INSTRUCTION: Copy the following items line for line, without changing anything, and leave out the pictures.

•••••

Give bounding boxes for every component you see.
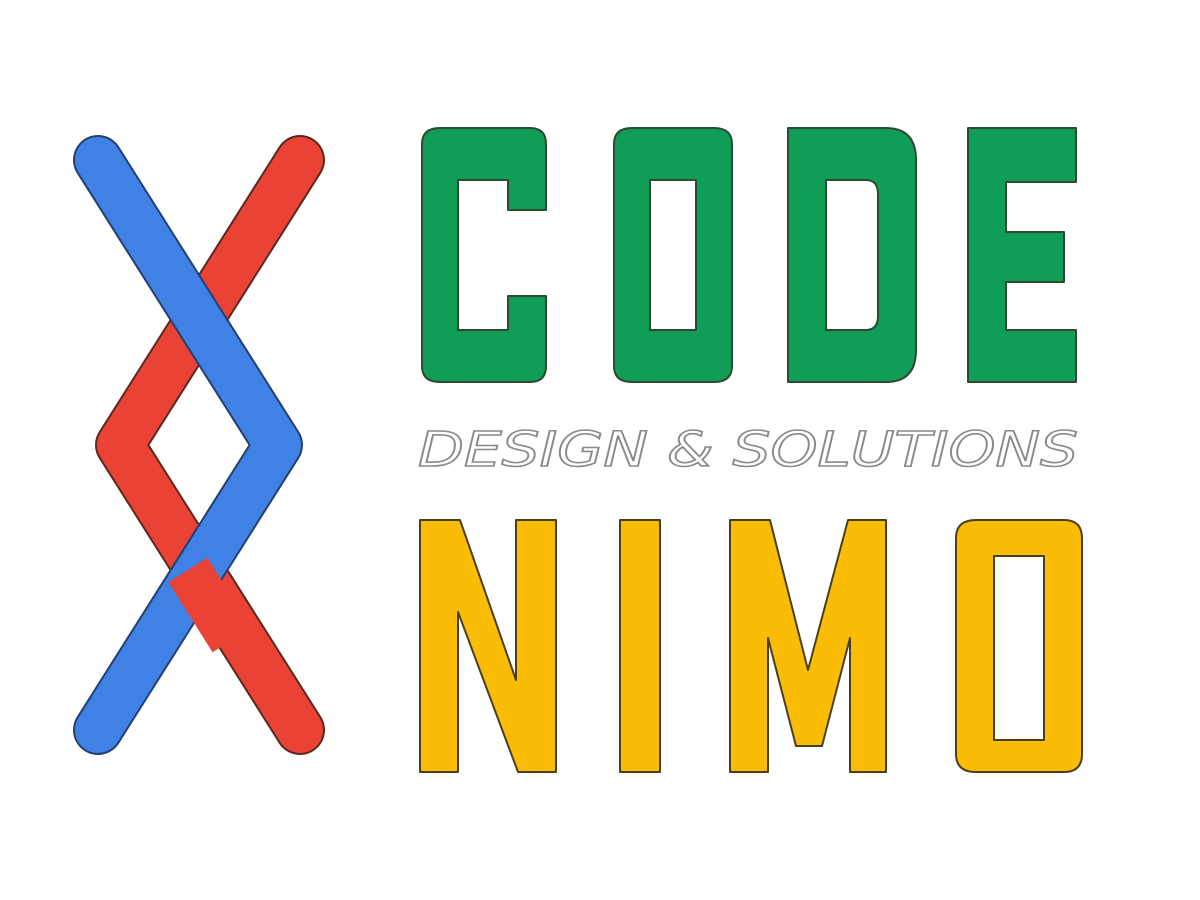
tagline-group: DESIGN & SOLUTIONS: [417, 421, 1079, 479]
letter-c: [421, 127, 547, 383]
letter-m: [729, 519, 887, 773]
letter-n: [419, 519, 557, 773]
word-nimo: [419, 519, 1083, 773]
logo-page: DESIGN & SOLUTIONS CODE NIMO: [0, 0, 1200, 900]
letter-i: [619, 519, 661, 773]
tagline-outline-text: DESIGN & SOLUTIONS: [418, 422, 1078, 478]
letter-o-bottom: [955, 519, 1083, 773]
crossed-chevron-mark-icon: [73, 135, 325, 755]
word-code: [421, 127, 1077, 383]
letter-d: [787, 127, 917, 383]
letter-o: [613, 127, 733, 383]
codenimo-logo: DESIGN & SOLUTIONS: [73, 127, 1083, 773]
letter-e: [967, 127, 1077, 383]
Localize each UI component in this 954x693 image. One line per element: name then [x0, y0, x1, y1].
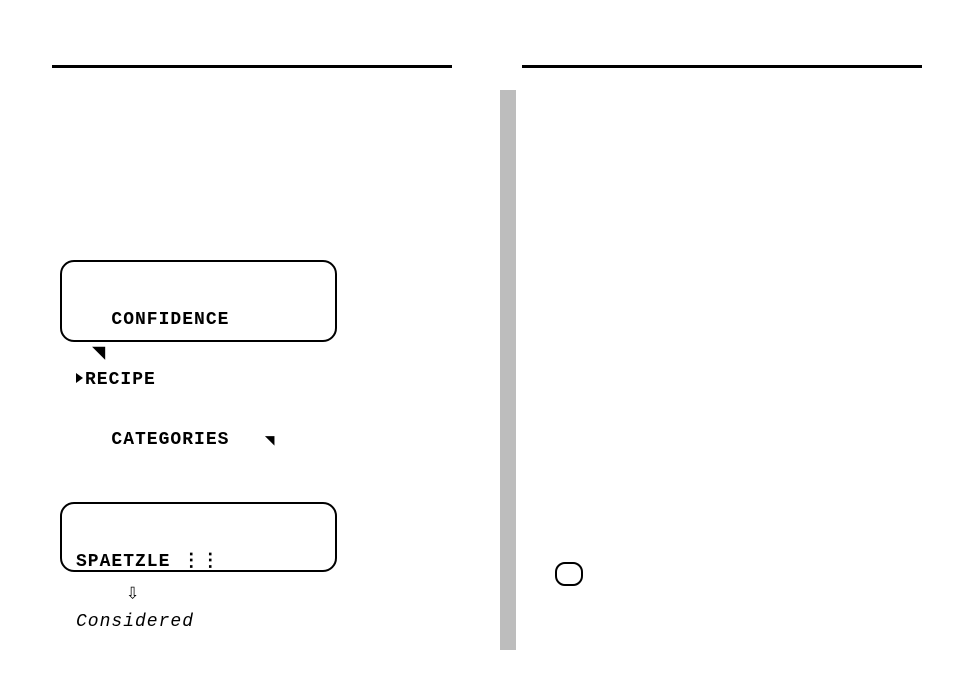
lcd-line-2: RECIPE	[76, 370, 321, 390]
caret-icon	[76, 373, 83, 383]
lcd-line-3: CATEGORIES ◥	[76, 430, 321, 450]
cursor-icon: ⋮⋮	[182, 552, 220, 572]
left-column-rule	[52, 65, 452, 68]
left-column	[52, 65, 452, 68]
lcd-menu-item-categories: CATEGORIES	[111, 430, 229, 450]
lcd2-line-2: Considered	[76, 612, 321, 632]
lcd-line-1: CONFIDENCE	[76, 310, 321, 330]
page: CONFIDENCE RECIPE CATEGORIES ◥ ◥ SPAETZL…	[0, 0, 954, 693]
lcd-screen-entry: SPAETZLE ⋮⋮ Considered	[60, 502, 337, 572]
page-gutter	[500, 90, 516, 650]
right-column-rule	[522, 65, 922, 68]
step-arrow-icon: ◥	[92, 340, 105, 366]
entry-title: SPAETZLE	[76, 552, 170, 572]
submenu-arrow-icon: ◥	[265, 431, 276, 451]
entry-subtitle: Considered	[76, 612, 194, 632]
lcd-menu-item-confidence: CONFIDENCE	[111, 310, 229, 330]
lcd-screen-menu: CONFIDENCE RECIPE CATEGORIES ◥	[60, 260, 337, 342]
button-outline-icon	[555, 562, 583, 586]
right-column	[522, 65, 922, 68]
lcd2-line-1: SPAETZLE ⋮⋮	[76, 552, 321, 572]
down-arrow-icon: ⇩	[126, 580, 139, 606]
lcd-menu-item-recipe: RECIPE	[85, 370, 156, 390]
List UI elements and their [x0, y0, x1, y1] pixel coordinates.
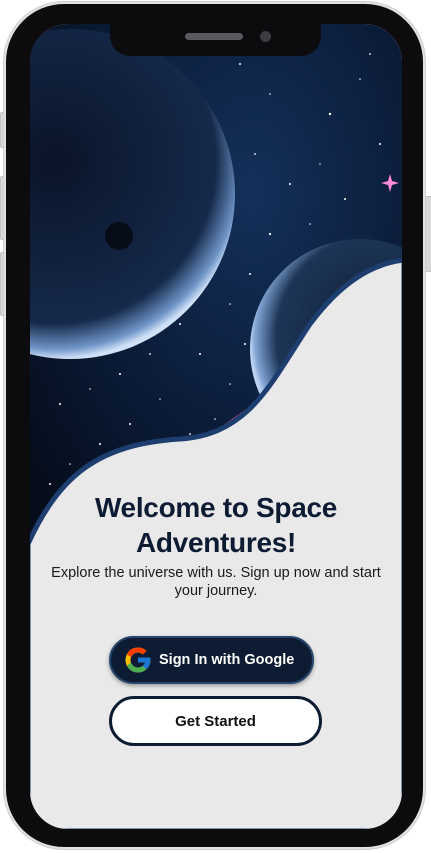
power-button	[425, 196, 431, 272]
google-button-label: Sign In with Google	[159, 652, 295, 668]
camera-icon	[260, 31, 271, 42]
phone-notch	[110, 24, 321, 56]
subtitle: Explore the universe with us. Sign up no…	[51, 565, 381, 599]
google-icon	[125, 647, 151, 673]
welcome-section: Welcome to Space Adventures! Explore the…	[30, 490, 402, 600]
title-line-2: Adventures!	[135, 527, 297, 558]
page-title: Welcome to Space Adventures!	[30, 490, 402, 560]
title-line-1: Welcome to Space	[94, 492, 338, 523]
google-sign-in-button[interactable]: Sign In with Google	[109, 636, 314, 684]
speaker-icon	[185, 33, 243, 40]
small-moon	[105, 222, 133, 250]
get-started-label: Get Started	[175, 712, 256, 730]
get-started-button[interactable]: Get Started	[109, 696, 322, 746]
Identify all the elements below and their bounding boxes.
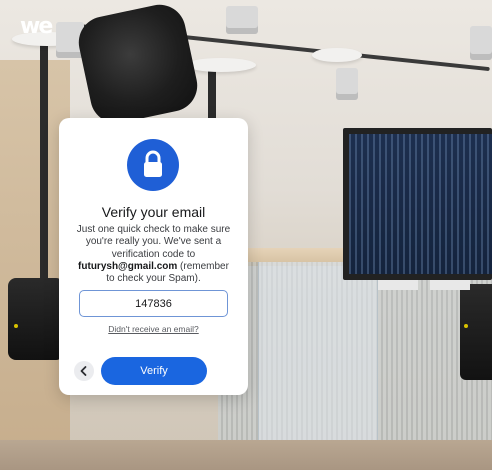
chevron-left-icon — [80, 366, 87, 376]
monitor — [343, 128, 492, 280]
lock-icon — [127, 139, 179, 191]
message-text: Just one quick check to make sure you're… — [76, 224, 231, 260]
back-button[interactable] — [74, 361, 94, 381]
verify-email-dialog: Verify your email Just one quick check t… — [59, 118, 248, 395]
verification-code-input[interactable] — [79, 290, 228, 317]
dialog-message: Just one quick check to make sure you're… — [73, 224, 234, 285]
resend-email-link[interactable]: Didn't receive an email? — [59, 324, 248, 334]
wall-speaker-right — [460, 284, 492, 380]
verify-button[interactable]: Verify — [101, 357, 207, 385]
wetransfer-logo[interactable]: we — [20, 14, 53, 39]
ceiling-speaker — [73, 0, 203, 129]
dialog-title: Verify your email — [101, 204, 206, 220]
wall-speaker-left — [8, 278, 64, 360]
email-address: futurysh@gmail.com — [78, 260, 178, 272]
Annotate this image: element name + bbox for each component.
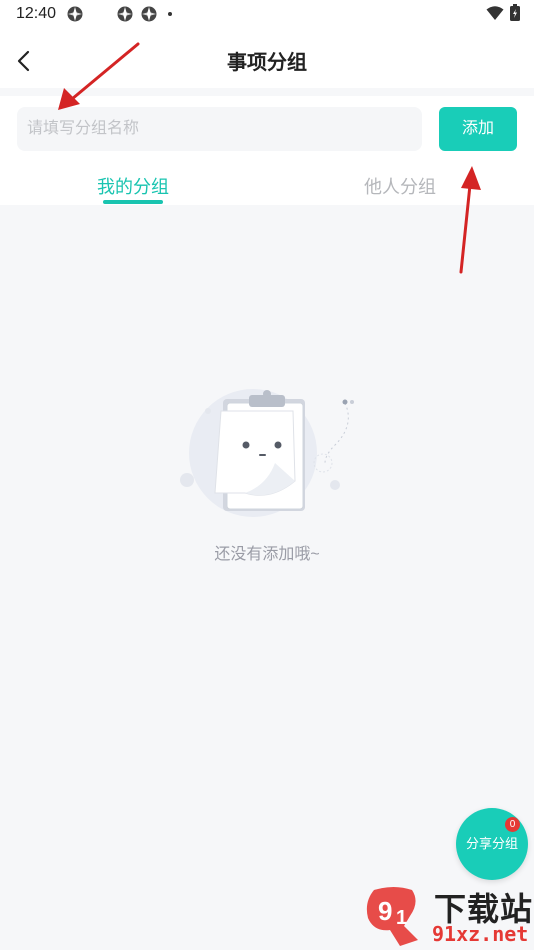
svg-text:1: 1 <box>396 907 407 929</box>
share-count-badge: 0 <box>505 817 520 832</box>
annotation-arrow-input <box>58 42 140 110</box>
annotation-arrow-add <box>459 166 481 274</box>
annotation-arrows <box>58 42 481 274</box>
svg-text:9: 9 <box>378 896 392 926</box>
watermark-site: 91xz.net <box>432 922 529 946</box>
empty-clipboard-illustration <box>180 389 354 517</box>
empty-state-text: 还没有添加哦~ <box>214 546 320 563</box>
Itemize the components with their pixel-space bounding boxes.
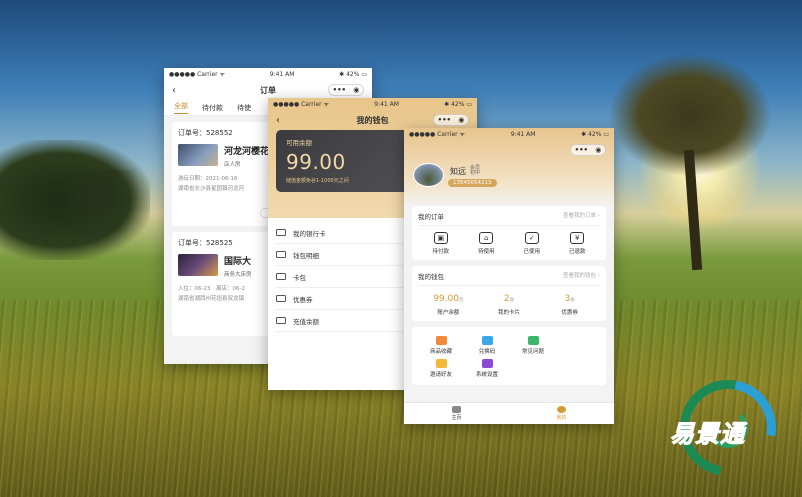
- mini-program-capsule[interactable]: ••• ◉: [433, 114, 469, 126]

•••••

RESPONSE TO THIS TASK:
Give bounding boxes for every component you see.
tagline-group: DESIGN & SOLUTIONS: [417, 421, 1079, 479]
letter-c: [421, 127, 547, 383]
letter-m: [729, 519, 887, 773]
letter-n: [419, 519, 557, 773]
word-nimo: [419, 519, 1083, 773]
logo-page: DESIGN & SOLUTIONS CODE NIMO: [0, 0, 1200, 900]
letter-i: [619, 519, 661, 773]
tagline-outline-text: DESIGN & SOLUTIONS: [418, 422, 1078, 478]
letter-o-bottom: [955, 519, 1083, 773]
crossed-chevron-mark-icon: [73, 135, 325, 755]
word-code: [421, 127, 1077, 383]
letter-d: [787, 127, 917, 383]
letter-o: [613, 127, 733, 383]
codenimo-logo: DESIGN & SOLUTIONS: [73, 127, 1083, 773]
letter-e: [967, 127, 1077, 383]
Localize each UI component in this 954x693 image. One line per element: name then [x0, y0, x1, y1].
lcd-line-2: RECIPE	[76, 370, 321, 390]
caret-icon	[76, 373, 83, 383]
lcd-line-3: CATEGORIES ◥	[76, 430, 321, 450]
cursor-icon: ⋮⋮	[182, 552, 220, 572]
left-column-rule	[52, 65, 452, 68]
left-column	[52, 65, 452, 68]
lcd-menu-item-categories: CATEGORIES	[111, 430, 229, 450]
lcd2-line-2: Considered	[76, 612, 321, 632]
lcd-line-1: CONFIDENCE	[76, 310, 321, 330]
page: CONFIDENCE RECIPE CATEGORIES ◥ ◥ SPAETZL…	[0, 0, 954, 693]
lcd-screen-entry: SPAETZLE ⋮⋮ Considered	[60, 502, 337, 572]
page-gutter	[500, 90, 516, 650]
right-column-rule	[522, 65, 922, 68]
step-arrow-icon: ◥	[92, 340, 105, 366]
entry-title: SPAETZLE	[76, 552, 170, 572]
submenu-arrow-icon: ◥	[265, 431, 276, 451]
entry-subtitle: Considered	[76, 612, 194, 632]
lcd-menu-item-confidence: CONFIDENCE	[111, 310, 229, 330]
lcd-screen-menu: CONFIDENCE RECIPE CATEGORIES ◥	[60, 260, 337, 342]
button-outline-icon	[555, 562, 583, 586]
right-column	[522, 65, 922, 68]
lcd2-line-1: SPAETZLE ⋮⋮	[76, 552, 321, 572]
down-arrow-icon: ⇩	[126, 580, 139, 606]
lcd-menu-item-recipe: RECIPE	[85, 370, 156, 390]
List UI elements and their [x0, y0, x1, y1] pixel coordinates.
power-button	[425, 196, 431, 272]
google-button-label: Sign In with Google	[159, 652, 295, 668]
camera-icon	[260, 31, 271, 42]
phone-notch	[110, 24, 321, 56]
subtitle: Explore the universe with us. Sign up no…	[51, 565, 381, 599]
google-icon	[125, 647, 151, 673]
welcome-section: Welcome to Space Adventures! Explore the…	[30, 490, 402, 600]
title-line-2: Adventures!	[135, 527, 297, 558]
page-title: Welcome to Space Adventures!	[30, 490, 402, 560]
title-line-1: Welcome to Space	[94, 492, 338, 523]
google-sign-in-button[interactable]: Sign In with Google	[109, 636, 314, 684]
speaker-icon	[185, 33, 243, 40]
small-moon	[105, 222, 133, 250]
get-started-label: Get Started	[175, 712, 256, 730]
get-started-button[interactable]: Get Started	[109, 696, 322, 746]
Identify all the elements below and their bounding boxes.
chevron-left-icon — [80, 366, 87, 376]
monitor — [343, 128, 492, 280]
lock-icon — [127, 139, 179, 191]
message-text: Just one quick check to make sure you're… — [76, 224, 231, 260]
back-button[interactable] — [74, 361, 94, 381]
verify-email-dialog: Verify your email Just one quick check t… — [59, 118, 248, 395]
verification-code-input[interactable] — [79, 290, 228, 317]
dialog-message: Just one quick check to make sure you're… — [73, 224, 234, 285]
resend-email-link[interactable]: Didn't receive an email? — [59, 324, 248, 334]
wall-speaker-right — [460, 284, 492, 380]
verify-button[interactable]: Verify — [101, 357, 207, 385]
wetransfer-logo[interactable]: we — [20, 14, 53, 39]
ceiling-speaker — [73, 0, 203, 129]
dialog-title: Verify your email — [101, 204, 206, 220]
wall-speaker-left — [8, 278, 64, 360]
email-address: futurysh@gmail.com — [78, 260, 178, 272]
Annotate this image: element name + bbox for each component.
svg-text:1: 1 <box>396 907 407 929</box>
share-count-badge: 0 <box>505 817 520 832</box>
annotation-arrow-input <box>58 42 140 110</box>
annotation-arrow-add <box>459 166 481 274</box>
annotation-arrows <box>58 42 481 274</box>
svg-text:9: 9 <box>378 896 392 926</box>
watermark-site: 91xz.net <box>432 922 529 946</box>
empty-clipboard-illustration <box>180 389 354 517</box>
empty-state-text: 还没有添加哦~ <box>214 546 320 563</box>
Itemize the components with their pixel-space bounding boxes.
- mini-program-capsule[interactable]: ••• ◉: [433, 114, 469, 126]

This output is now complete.